━━━ RECORDS FOR THIS EXERCISE ━━━
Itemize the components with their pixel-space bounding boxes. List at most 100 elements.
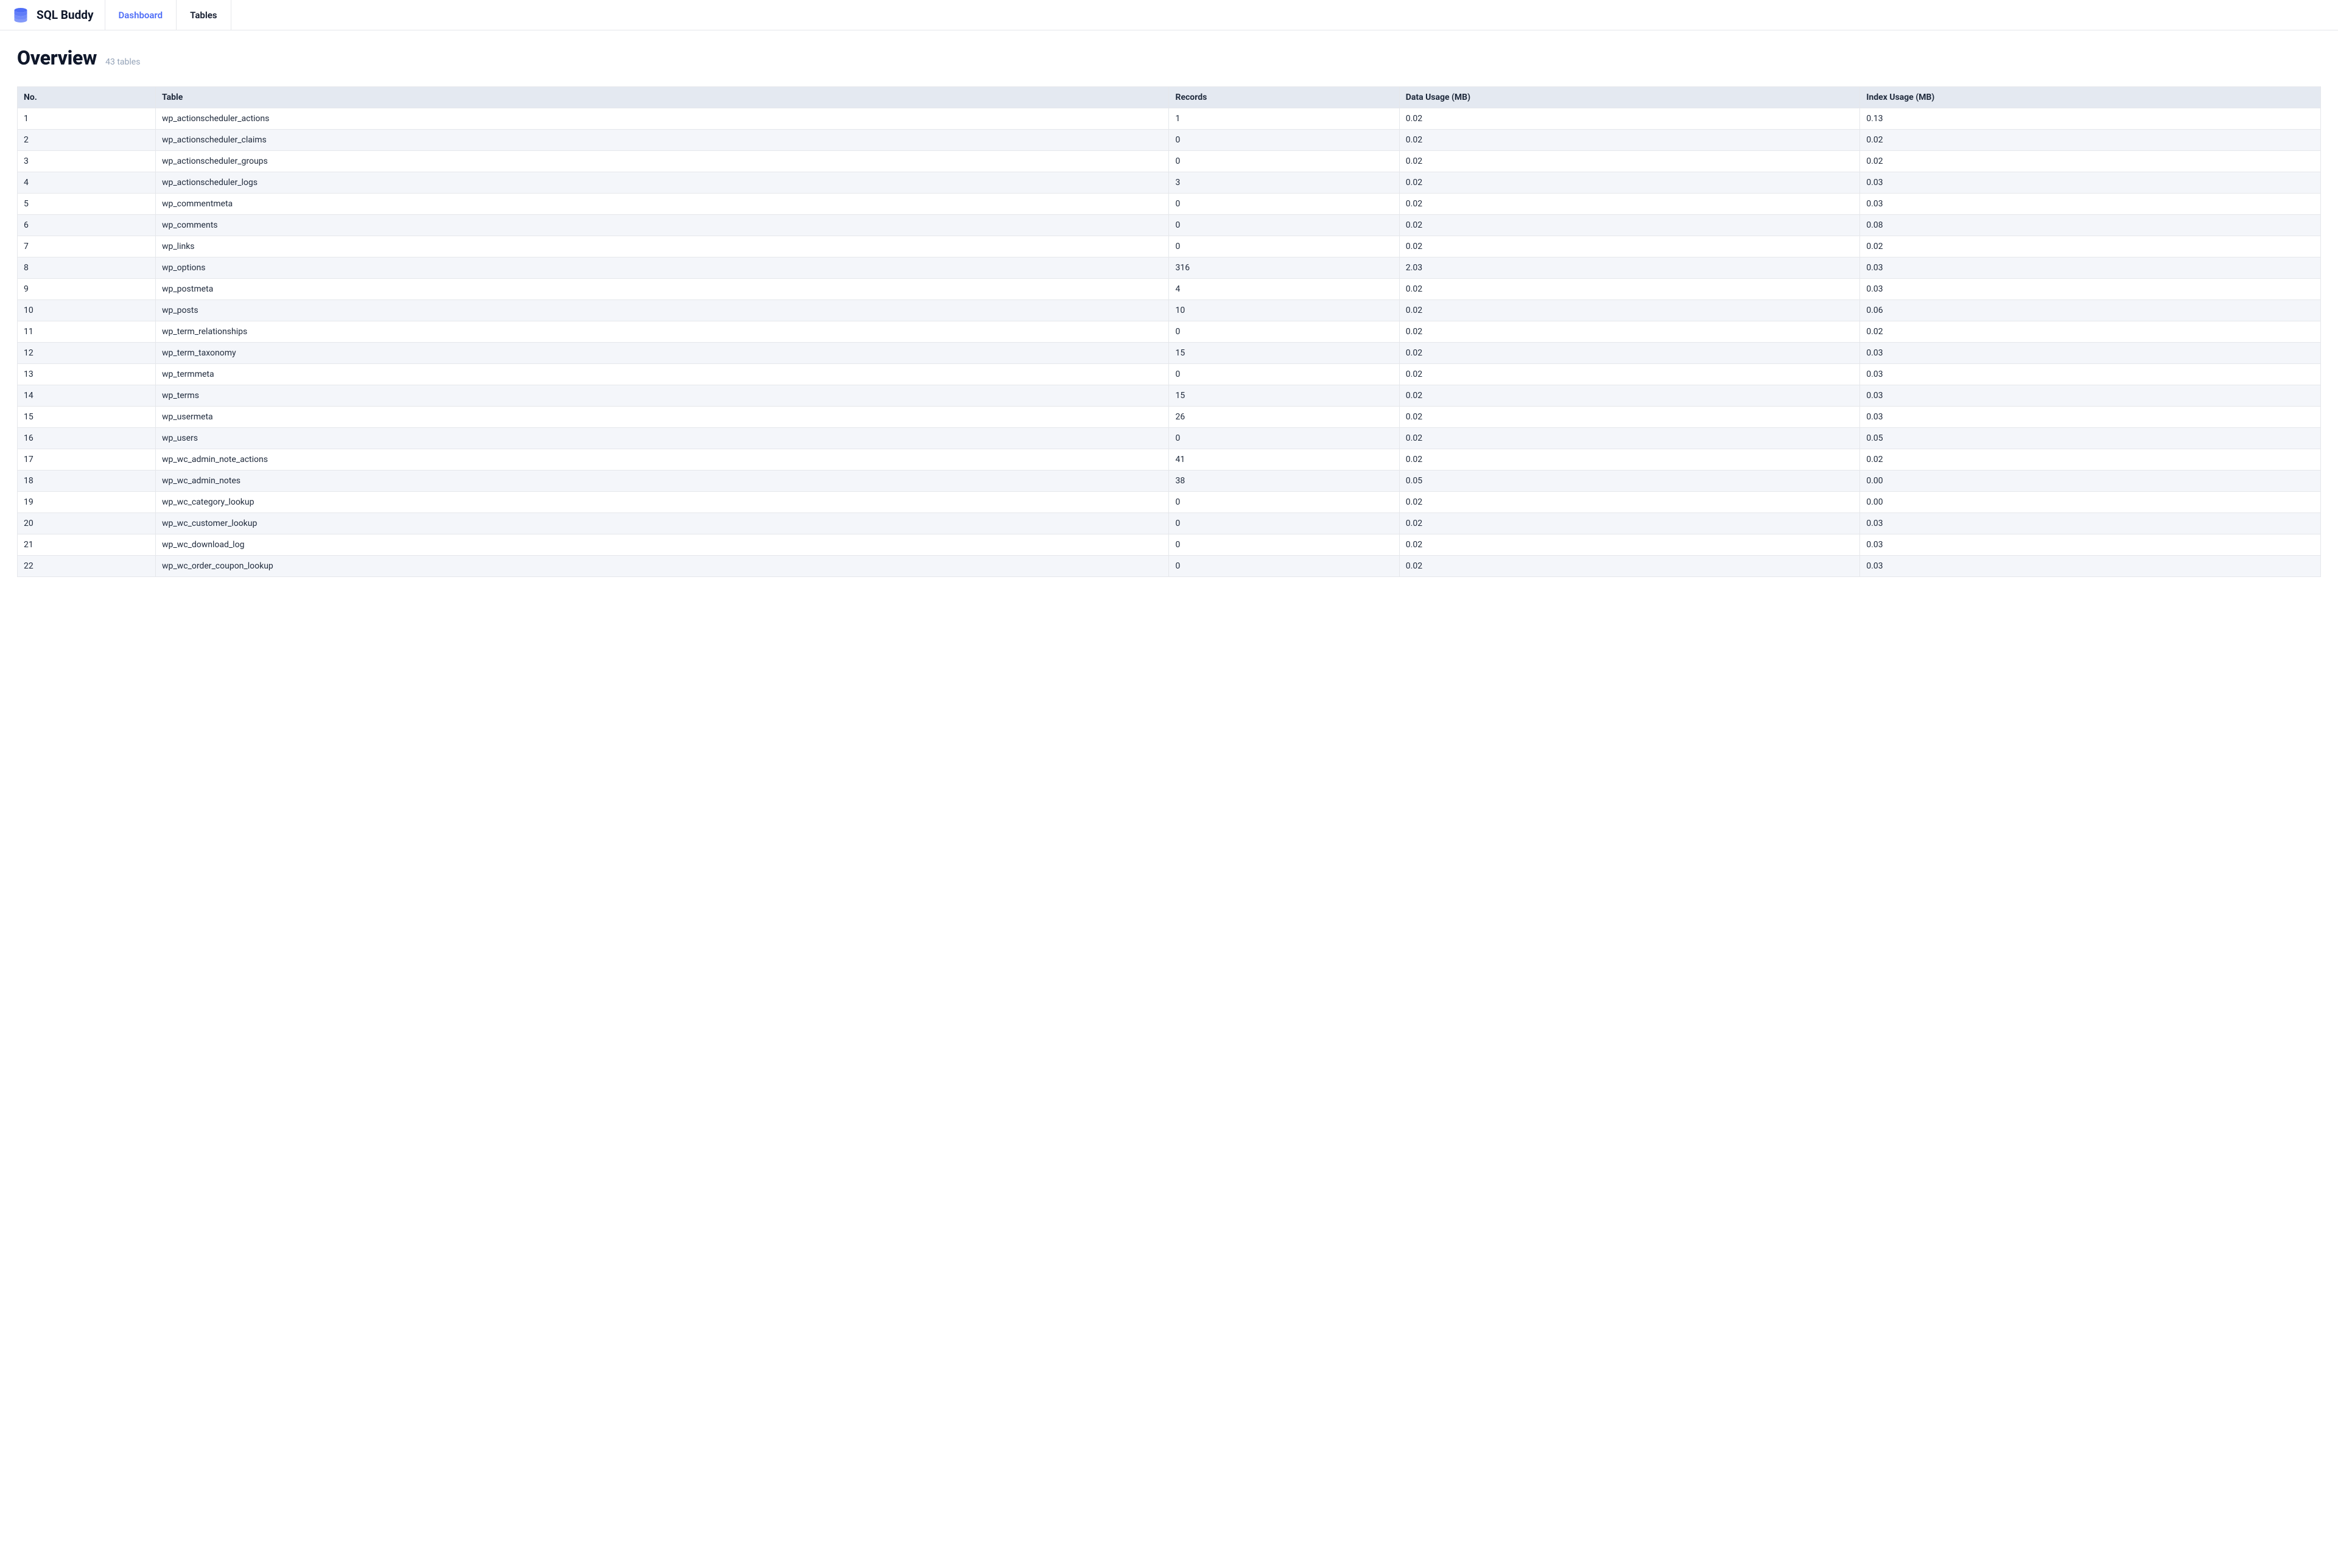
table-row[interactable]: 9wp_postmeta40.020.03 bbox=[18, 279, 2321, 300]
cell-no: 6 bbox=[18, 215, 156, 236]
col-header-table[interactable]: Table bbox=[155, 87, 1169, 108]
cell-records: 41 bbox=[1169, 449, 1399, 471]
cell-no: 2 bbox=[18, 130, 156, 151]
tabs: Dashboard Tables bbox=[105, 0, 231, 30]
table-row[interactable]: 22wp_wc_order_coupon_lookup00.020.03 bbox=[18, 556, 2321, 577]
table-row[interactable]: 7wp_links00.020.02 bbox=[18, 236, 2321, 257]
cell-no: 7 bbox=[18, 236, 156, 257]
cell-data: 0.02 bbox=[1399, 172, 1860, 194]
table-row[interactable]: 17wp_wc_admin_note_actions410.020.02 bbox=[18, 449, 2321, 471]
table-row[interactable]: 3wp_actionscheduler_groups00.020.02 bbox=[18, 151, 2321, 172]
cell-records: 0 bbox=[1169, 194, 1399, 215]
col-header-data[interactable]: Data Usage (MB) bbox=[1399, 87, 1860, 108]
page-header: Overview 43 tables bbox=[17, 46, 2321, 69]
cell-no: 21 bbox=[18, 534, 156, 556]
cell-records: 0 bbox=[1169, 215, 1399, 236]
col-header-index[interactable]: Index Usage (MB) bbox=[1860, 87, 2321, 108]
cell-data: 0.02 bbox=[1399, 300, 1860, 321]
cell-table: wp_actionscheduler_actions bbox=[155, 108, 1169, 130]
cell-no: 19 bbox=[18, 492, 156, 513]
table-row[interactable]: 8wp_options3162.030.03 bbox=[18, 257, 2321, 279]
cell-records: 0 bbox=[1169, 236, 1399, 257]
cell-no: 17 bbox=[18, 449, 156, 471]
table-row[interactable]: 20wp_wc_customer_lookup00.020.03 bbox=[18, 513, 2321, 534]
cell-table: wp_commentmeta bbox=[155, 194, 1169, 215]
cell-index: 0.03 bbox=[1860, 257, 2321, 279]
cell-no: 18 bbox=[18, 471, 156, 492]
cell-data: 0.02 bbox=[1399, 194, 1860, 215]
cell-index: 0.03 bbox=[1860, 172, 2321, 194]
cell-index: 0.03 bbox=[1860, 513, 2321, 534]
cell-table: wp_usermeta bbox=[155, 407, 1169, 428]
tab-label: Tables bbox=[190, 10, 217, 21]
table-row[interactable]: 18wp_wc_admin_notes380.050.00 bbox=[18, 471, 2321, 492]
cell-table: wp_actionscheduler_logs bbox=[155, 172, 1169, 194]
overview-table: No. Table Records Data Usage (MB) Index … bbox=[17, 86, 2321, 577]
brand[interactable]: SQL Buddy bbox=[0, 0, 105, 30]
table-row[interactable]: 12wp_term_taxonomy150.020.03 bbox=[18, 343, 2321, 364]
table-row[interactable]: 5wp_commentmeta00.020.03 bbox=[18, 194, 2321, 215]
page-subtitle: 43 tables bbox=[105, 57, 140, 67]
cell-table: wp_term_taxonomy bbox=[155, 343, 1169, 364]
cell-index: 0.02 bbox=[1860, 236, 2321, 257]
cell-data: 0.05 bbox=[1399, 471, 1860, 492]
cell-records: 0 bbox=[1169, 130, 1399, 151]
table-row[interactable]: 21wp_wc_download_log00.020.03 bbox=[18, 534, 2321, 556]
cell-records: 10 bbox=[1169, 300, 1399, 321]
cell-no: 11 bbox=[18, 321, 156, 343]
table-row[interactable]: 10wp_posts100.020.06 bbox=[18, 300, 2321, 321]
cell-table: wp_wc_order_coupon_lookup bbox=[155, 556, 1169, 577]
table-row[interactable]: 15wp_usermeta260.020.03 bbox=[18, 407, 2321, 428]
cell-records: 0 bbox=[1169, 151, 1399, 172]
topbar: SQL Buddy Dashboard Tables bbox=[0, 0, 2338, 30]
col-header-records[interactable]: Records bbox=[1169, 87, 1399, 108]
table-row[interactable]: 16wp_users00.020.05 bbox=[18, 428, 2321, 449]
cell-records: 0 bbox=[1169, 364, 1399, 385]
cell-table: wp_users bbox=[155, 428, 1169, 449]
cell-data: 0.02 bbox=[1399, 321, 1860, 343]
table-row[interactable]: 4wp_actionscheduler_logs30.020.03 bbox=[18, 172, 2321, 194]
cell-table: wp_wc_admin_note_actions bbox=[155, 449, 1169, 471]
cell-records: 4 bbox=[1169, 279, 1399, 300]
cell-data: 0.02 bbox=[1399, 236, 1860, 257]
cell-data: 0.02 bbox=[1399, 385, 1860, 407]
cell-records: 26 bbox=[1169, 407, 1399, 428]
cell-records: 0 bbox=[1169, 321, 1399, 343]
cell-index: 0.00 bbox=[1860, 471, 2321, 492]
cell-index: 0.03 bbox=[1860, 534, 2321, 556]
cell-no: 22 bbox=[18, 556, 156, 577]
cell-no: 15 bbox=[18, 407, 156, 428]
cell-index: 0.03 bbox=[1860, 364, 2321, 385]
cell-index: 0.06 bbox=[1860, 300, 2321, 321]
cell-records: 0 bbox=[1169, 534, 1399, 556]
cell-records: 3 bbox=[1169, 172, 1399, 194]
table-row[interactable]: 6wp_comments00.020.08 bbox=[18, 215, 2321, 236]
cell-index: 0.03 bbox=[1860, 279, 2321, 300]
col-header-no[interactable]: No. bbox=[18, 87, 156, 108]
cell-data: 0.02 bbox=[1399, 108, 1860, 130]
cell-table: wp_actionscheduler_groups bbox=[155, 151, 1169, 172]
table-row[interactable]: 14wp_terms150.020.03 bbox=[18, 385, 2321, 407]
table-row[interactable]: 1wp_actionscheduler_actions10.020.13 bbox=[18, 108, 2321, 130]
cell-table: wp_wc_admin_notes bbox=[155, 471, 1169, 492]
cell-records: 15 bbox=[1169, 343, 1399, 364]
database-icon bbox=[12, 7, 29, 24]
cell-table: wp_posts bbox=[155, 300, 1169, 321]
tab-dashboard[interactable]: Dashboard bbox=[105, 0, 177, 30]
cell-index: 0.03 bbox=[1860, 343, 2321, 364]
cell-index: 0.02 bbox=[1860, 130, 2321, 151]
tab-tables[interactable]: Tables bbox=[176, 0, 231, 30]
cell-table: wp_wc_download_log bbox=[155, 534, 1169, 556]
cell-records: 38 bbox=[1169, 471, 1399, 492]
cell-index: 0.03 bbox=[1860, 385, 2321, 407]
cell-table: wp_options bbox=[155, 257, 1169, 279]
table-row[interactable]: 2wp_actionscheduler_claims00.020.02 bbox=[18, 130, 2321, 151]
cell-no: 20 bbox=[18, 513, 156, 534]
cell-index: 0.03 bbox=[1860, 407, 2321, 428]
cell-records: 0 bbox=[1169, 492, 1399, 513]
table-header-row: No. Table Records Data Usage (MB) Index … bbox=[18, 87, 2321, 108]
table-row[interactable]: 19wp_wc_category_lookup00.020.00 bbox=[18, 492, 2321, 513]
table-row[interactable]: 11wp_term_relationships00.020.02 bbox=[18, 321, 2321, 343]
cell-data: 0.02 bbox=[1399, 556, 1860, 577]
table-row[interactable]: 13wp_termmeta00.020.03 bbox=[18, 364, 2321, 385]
━━━
_EXERCISE REQUIREMENTS_:
Can you write out the lines of the material above, starting at the line containing "bbox=[18, 279, 2321, 300]" and ending at the line containing "bbox=[18, 257, 2321, 279]", both included, with every character unchanged?

_SOLUTION TO THIS PROBLEM_:
table-row[interactable]: 9wp_postmeta40.020.03 bbox=[18, 279, 2321, 300]
cell-no: 6 bbox=[18, 215, 156, 236]
col-header-table[interactable]: Table bbox=[155, 87, 1169, 108]
cell-records: 41 bbox=[1169, 449, 1399, 471]
cell-no: 2 bbox=[18, 130, 156, 151]
tabs: Dashboard Tables bbox=[105, 0, 231, 30]
table-row[interactable]: 22wp_wc_order_coupon_lookup00.020.03 bbox=[18, 556, 2321, 577]
table-row[interactable]: 7wp_links00.020.02 bbox=[18, 236, 2321, 257]
cell-no: 7 bbox=[18, 236, 156, 257]
cell-data: 0.02 bbox=[1399, 172, 1860, 194]
table-row[interactable]: 17wp_wc_admin_note_actions410.020.02 bbox=[18, 449, 2321, 471]
table-row[interactable]: 3wp_actionscheduler_groups00.020.02 bbox=[18, 151, 2321, 172]
cell-records: 0 bbox=[1169, 194, 1399, 215]
col-header-data[interactable]: Data Usage (MB) bbox=[1399, 87, 1860, 108]
page-header: Overview 43 tables bbox=[17, 46, 2321, 69]
cell-no: 21 bbox=[18, 534, 156, 556]
cell-records: 0 bbox=[1169, 215, 1399, 236]
col-header-index[interactable]: Index Usage (MB) bbox=[1860, 87, 2321, 108]
cell-data: 0.02 bbox=[1399, 300, 1860, 321]
cell-table: wp_actionscheduler_actions bbox=[155, 108, 1169, 130]
cell-no: 19 bbox=[18, 492, 156, 513]
table-row[interactable]: 8wp_options3162.030.03 bbox=[18, 257, 2321, 279]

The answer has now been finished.